• TASK: Reproduce the rows below, starting at the very first line and ending at the line that contains "- image-counter-text: 1/10: [946, 634, 1020, 669]", with that line included.
— Start MATERIAL FOR THIS EXERCISE —
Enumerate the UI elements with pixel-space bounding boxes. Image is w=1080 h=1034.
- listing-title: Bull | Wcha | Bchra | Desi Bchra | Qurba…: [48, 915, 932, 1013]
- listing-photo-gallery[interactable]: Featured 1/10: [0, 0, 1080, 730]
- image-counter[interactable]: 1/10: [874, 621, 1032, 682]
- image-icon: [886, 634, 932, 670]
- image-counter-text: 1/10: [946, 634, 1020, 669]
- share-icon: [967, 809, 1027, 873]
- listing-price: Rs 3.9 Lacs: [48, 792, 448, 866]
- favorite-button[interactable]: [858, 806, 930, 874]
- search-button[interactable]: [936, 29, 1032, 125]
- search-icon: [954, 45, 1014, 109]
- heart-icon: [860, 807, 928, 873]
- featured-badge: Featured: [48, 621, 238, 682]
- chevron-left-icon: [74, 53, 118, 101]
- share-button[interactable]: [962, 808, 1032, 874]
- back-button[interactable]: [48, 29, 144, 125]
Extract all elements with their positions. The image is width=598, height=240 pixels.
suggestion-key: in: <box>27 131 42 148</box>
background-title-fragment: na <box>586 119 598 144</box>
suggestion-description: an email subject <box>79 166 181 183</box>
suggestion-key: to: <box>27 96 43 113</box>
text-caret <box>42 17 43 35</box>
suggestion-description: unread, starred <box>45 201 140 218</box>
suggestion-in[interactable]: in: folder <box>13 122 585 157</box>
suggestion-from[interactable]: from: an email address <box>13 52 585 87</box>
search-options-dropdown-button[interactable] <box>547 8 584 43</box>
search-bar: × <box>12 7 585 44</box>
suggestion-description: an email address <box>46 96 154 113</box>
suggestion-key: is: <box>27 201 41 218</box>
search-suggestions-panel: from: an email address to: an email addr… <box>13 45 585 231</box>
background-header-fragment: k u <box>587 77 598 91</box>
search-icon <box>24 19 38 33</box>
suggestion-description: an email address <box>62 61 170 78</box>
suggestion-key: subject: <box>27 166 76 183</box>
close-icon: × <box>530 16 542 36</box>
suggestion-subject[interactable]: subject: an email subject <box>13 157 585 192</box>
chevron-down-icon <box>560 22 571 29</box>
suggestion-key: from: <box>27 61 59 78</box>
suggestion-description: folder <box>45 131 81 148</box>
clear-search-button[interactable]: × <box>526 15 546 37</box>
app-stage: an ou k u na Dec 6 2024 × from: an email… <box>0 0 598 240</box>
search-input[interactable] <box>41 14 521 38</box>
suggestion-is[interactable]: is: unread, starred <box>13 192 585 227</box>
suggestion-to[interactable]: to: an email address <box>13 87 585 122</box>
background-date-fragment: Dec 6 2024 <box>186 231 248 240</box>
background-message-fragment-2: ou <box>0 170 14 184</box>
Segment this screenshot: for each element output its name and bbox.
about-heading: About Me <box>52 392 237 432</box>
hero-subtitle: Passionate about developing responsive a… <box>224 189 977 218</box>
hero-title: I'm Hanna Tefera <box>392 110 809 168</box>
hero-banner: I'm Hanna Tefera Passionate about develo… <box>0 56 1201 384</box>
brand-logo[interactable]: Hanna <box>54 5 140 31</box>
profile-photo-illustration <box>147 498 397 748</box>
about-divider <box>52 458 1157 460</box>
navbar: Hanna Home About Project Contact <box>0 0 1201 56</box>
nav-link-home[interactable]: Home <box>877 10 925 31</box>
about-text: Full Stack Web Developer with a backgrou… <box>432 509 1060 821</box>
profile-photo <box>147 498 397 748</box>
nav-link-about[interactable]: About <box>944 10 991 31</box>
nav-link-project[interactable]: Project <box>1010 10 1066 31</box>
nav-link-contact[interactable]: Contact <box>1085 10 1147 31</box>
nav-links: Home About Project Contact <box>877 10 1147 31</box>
— End MATERIAL FOR THIS EXERCISE —
• OUTPUT BELOW:
Enumerate the UI elements with pixel-space bounding boxes. Image is w=1080 h=1034.
- listing-title: Bull | Wcha | Bchra | Desi Bchra | Qurba…: [48, 915, 932, 1013]
- listing-photo-gallery[interactable]: Featured 1/10: [0, 0, 1080, 730]
- image-counter[interactable]: 1/10: [874, 621, 1032, 682]
- image-icon: [886, 634, 932, 670]
- image-counter-text: 1/10: [946, 634, 1020, 669]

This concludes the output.